**GIVEN REQUEST**.
Output the data that follows exactly, line for line.

Dataset records:
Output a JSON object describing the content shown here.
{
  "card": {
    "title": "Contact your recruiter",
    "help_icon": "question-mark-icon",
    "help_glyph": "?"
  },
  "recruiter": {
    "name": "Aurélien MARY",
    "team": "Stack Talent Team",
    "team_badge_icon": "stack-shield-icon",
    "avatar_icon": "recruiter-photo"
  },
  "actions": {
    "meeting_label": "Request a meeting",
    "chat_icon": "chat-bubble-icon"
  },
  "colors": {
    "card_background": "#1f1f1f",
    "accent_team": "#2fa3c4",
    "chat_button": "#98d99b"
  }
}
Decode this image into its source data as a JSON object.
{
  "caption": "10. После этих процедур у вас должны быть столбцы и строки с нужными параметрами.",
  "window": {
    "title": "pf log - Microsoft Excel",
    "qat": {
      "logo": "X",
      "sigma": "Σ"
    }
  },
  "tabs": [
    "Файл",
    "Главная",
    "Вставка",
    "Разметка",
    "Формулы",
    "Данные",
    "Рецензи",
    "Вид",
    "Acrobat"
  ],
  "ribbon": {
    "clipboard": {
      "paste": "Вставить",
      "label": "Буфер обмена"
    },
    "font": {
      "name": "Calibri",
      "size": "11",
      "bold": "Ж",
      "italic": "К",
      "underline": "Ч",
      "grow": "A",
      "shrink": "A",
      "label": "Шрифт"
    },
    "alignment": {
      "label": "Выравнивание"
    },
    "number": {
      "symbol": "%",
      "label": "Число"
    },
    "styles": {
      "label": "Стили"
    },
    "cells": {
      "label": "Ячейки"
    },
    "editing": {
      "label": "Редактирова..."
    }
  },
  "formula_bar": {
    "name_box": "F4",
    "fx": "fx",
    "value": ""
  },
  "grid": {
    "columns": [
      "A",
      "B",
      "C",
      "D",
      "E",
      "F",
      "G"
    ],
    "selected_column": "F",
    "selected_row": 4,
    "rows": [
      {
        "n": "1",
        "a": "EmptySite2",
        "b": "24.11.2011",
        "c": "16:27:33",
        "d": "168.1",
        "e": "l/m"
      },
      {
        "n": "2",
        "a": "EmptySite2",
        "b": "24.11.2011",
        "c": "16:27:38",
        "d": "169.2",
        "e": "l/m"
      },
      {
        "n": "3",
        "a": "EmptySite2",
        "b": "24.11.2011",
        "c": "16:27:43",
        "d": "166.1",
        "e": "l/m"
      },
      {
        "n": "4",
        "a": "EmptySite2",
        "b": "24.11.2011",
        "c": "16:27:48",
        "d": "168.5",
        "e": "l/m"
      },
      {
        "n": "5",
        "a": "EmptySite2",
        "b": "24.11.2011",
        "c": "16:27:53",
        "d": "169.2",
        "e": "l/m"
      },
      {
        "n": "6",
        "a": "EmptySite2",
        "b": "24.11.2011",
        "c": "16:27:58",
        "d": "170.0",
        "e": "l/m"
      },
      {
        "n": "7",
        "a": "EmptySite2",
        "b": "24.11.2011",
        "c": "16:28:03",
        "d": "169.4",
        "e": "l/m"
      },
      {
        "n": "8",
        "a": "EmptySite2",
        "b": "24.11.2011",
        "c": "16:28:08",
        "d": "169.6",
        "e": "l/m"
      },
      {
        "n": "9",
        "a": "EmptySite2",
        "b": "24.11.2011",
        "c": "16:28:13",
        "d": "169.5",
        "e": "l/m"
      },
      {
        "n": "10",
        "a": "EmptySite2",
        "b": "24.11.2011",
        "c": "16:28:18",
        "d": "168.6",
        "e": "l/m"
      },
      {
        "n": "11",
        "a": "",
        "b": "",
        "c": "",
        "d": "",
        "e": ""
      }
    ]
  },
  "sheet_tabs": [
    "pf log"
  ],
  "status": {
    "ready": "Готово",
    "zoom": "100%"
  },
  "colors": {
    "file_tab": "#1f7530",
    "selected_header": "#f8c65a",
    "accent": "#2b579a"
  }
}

**SOLUTION FOR THIS TASK**.
Output a JSON object describing the content shown here.
{
  "card": {
    "title": "Contact your recruiter",
    "help_icon": "question-mark-icon",
    "help_glyph": "?"
  },
  "recruiter": {
    "name": "Aurélien MARY",
    "team": "Stack Talent Team",
    "team_badge_icon": "stack-shield-icon",
    "avatar_icon": "recruiter-photo"
  },
  "actions": {
    "meeting_label": "Request a meeting",
    "chat_icon": "chat-bubble-icon"
  },
  "colors": {
    "card_background": "#1f1f1f",
    "accent_team": "#2fa3c4",
    "chat_button": "#98d99b"
  }
}
Decode this image into its source data as a JSON object.
{
  "caption": "10. После этих процедур у вас должны быть столбцы и строки с нужными параметрами.",
  "window": {
    "title": "pf log - Microsoft Excel",
    "qat": {
      "logo": "X",
      "sigma": "Σ"
    }
  },
  "tabs": [
    "Файл",
    "Главная",
    "Вставка",
    "Разметка",
    "Формулы",
    "Данные",
    "Рецензи",
    "Вид",
    "Acrobat"
  ],
  "ribbon": {
    "clipboard": {
      "paste": "Вставить",
      "label": "Буфер обмена"
    },
    "font": {
      "name": "Calibri",
      "size": "11",
      "bold": "Ж",
      "italic": "К",
      "underline": "Ч",
      "grow": "A",
      "shrink": "A",
      "label": "Шрифт"
    },
    "alignment": {
      "label": "Выравнивание"
    },
    "number": {
      "symbol": "%",
      "label": "Число"
    },
    "styles": {
      "label": "Стили"
    },
    "cells": {
      "label": "Ячейки"
    },
    "editing": {
      "label": "Редактирова..."
    }
  },
  "formula_bar": {
    "name_box": "F4",
    "fx": "fx",
    "value": ""
  },
  "grid": {
    "columns": [
      "A",
      "B",
      "C",
      "D",
      "E",
      "F",
      "G"
    ],
    "selected_column": "F",
    "selected_row": 4,
    "rows": [
      {
        "n": "1",
        "a": "EmptySite2",
        "b": "24.11.2011",
        "c": "16:27:33",
        "d": "168.1",
        "e": "l/m"
      },
      {
        "n": "2",
        "a": "EmptySite2",
        "b": "24.11.2011",
        "c": "16:27:38",
        "d": "169.2",
        "e": "l/m"
      },
      {
        "n": "3",
        "a": "EmptySite2",
        "b": "24.11.2011",
        "c": "16:27:43",
        "d": "166.1",
        "e": "l/m"
      },
      {
        "n": "4",
        "a": "EmptySite2",
        "b": "24.11.2011",
        "c": "16:27:48",
        "d": "168.5",
        "e": "l/m"
      },
      {
        "n": "5",
        "a": "EmptySite2",
        "b": "24.11.2011",
        "c": "16:27:53",
        "d": "169.2",
        "e": "l/m"
      },
      {
        "n": "6",
        "a": "EmptySite2",
        "b": "24.11.2011",
        "c": "16:27:58",
        "d": "170.0",
        "e": "l/m"
      },
      {
        "n": "7",
        "a": "EmptySite2",
        "b": "24.11.2011",
        "c": "16:28:03",
        "d": "169.4",
        "e": "l/m"
      },
      {
        "n": "8",
        "a": "EmptySite2",
        "b": "24.11.2011",
        "c": "16:28:08",
        "d": "169.6",
        "e": "l/m"
      },
      {
        "n": "9",
        "a": "EmptySite2",
        "b": "24.11.2011",
        "c": "16:28:13",
        "d": "169.5",
        "e": "l/m"
      },
      {
        "n": "10",
        "a": "EmptySite2",
        "b": "24.11.2011",
        "c": "16:28:18",
        "d": "168.6",
        "e": "l/m"
      },
      {
        "n": "11",
        "a": "",
        "b": "",
        "c": "",
        "d": "",
        "e": ""
      }
    ]
  },
  "sheet_tabs": [
    "pf log"
  ],
  "status": {
    "ready": "Готово",
    "zoom": "100%"
  },
  "colors": {
    "file_tab": "#1f7530",
    "selected_header": "#f8c65a",
    "accent": "#2b579a"
  }
}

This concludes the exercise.